** START OF Available data **
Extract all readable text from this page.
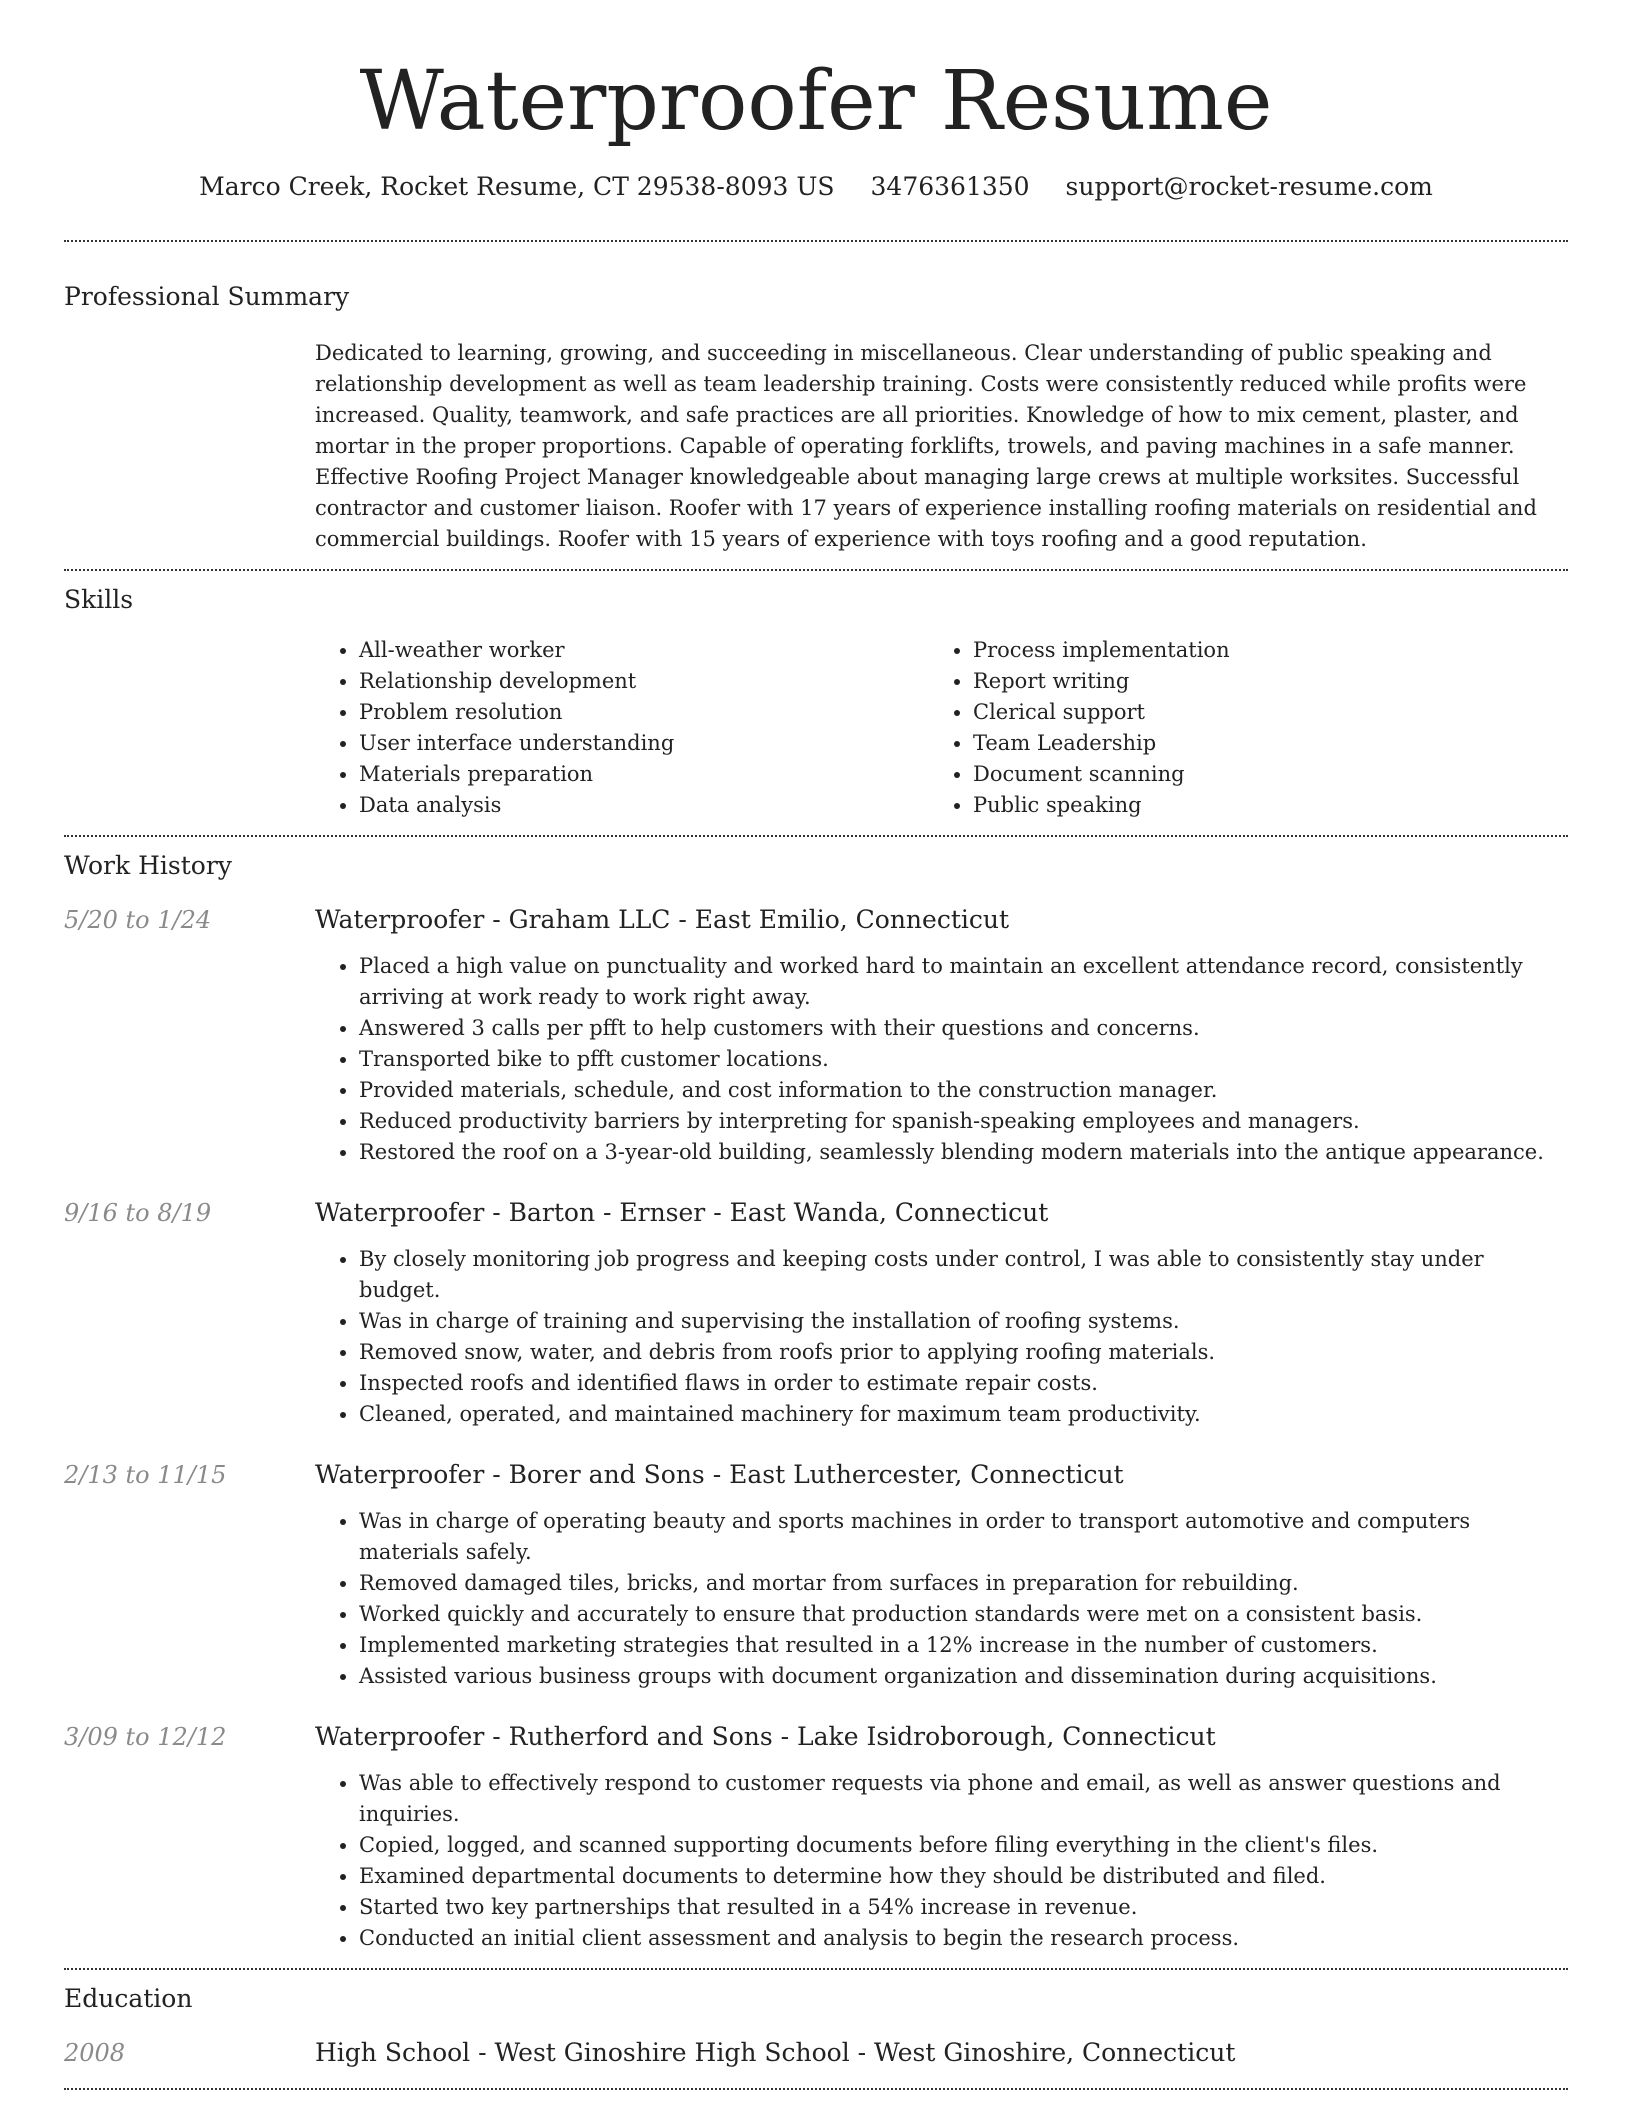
Waterproofer Resume
Marco Creek, Rocket Resume, CT 29538-8093 US 3476361350 support@rocket-resume.com
Professional Summary

Dedicated to learning, growing, and succeeding in miscellaneous. Clear understanding of public speaking and relationship development as well as team leadership training. Costs were consistently reduced while profits were increased. Quality, teamwork, and safe practices are all priorities. Knowledge of how to mix cement, plaster, and mortar in the proper proportions. Capable of operating forklifts, trowels, and paving machines in a safe manner. Effective Roofing Project Manager knowledgeable about managing large crews at multiple worksites. Successful contractor and customer liaison. Roofer with 17 years of experience installing roofing materials on residential and commercial buildings. Roofer with 15 years of experience with toys roofing and a good reputation.

Skills
• All-weather worker
• Relationship development
• Problem resolution
• User interface understanding
• Materials preparation
• Data analysis
• Process implementation
• Report writing
• Clerical support
• Team Leadership
• Document scanning
• Public speaking
Work History
5/20 to 1/24	Waterproofer - Graham LLC - East Emilio, Connecticut

• Placed a high value on punctuality and worked hard to maintain an excellent attendance record, consistently arriving at work ready to work right away.
• Answered 3 calls per pfft to help customers with their questions and concerns.
• Transported bike to pfft customer locations.
• Provided materials, schedule, and cost information to the construction manager.
• Reduced productivity barriers by interpreting for spanish-speaking employees and managers.
• Restored the roof on a 3-year-old building, seamlessly blending modern materials into the antique appearance.
9/16 to 8/19	Waterproofer - Barton - Ernser - East Wanda, Connecticut

• By closely monitoring job progress and keeping costs under control, I was able to consistently stay under budget.
• Was in charge of training and supervising the installation of roofing systems.
• Removed snow, water, and debris from roofs prior to applying roofing materials.
• Inspected roofs and identified flaws in order to estimate repair costs.
• Cleaned, operated, and maintained machinery for maximum team productivity.
2/13 to 11/15	Waterproofer - Borer and Sons - East Luthercester, Connecticut

• Was in charge of operating beauty and sports machines in order to transport automotive and computers materials safely.
• Removed damaged tiles, bricks, and mortar from surfaces in preparation for rebuilding.
• Worked quickly and accurately to ensure that production standards were met on a consistent basis.
• Implemented marketing strategies that resulted in a 12% increase in the number of customers.
• Assisted various business groups with document organization and dissemination during acquisitions.
3/09 to 12/12	Waterproofer - Rutherford and Sons - Lake Isidroborough, Connecticut

• Was able to effectively respond to customer requests via phone and email, as well as answer questions and inquiries.
• Copied, logged, and scanned supporting documents before filing everything in the client's files.
• Examined departmental documents to determine how they should be distributed and filed.
• Started two key partnerships that resulted in a 54% increase in revenue.
• Conducted an initial client assessment and analysis to begin the research process.
Education
2008	High School - West Ginoshire High School - West Ginoshire, Connecticut
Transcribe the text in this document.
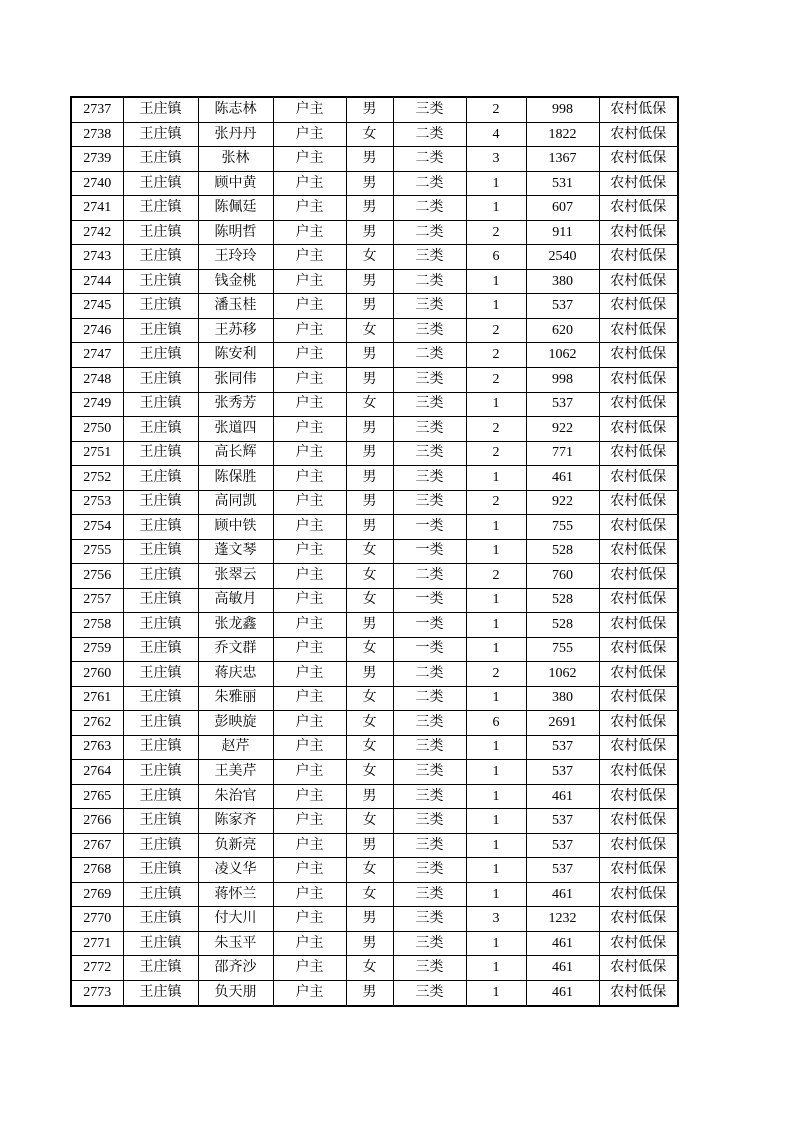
2737	王庄镇	陈志林	户主	男	三类	2	998	农村低保
2738	王庄镇	张丹丹	户主	女	二类	4	1822	农村低保
2739	王庄镇	张林	户主	男	二类	3	1367	农村低保
2740	王庄镇	顾中黄	户主	男	二类	1	531	农村低保
2741	王庄镇	陈佩廷	户主	男	二类	1	607	农村低保
2742	王庄镇	陈明哲	户主	男	二类	2	911	农村低保
2743	王庄镇	王玲玲	户主	女	三类	6	2540	农村低保
2744	王庄镇	钱金桃	户主	男	二类	1	380	农村低保
2745	王庄镇	潘玉桂	户主	男	三类	1	537	农村低保
2746	王庄镇	王苏移	户主	女	三类	2	620	农村低保
2747	王庄镇	陈安利	户主	男	二类	2	1062	农村低保
2748	王庄镇	张同伟	户主	男	三类	2	998	农村低保
2749	王庄镇	张秀芳	户主	女	三类	1	537	农村低保
2750	王庄镇	张道四	户主	男	三类	2	922	农村低保
2751	王庄镇	高长辉	户主	男	三类	2	771	农村低保
2752	王庄镇	陈保胜	户主	男	三类	1	461	农村低保
2753	王庄镇	高同凯	户主	男	三类	2	922	农村低保
2754	王庄镇	顾中铁	户主	男	一类	1	755	农村低保
2755	王庄镇	蓬文琴	户主	女	一类	1	528	农村低保
2756	王庄镇	张翠云	户主	女	二类	2	760	农村低保
2757	王庄镇	高敏月	户主	女	一类	1	528	农村低保
2758	王庄镇	张龙鑫	户主	男	一类	1	528	农村低保
2759	王庄镇	乔文群	户主	女	一类	1	755	农村低保
2760	王庄镇	蒋庆忠	户主	男	二类	2	1062	农村低保
2761	王庄镇	朱雅丽	户主	女	二类	1	380	农村低保
2762	王庄镇	彭映旋	户主	女	三类	6	2691	农村低保
2763	王庄镇	赵芹	户主	女	三类	1	537	农村低保
2764	王庄镇	王美芹	户主	女	三类	1	537	农村低保
2765	王庄镇	朱治官	户主	男	三类	1	461	农村低保
2766	王庄镇	陈家齐	户主	女	三类	1	537	农村低保
2767	王庄镇	负新亮	户主	男	三类	1	537	农村低保
2768	王庄镇	凌义华	户主	女	三类	1	537	农村低保
2769	王庄镇	蒋怀兰	户主	女	三类	1	461	农村低保
2770	王庄镇	付大川	户主	男	三类	3	1232	农村低保
2771	王庄镇	朱玉平	户主	男	三类	1	461	农村低保
2772	王庄镇	邵齐沙	户主	女	三类	1	461	农村低保
2773	王庄镇	负天朋	户主	男	三类	1	461	农村低保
** END OF Available data **
### [Exercise details]
Go through the records above and copy every line with the word "customers".

### [The completed task]
• Answered 3 calls per pfft to help customers with their questions and concerns.
• Implemented marketing strategies that resulted in a 12% increase in the number of customers.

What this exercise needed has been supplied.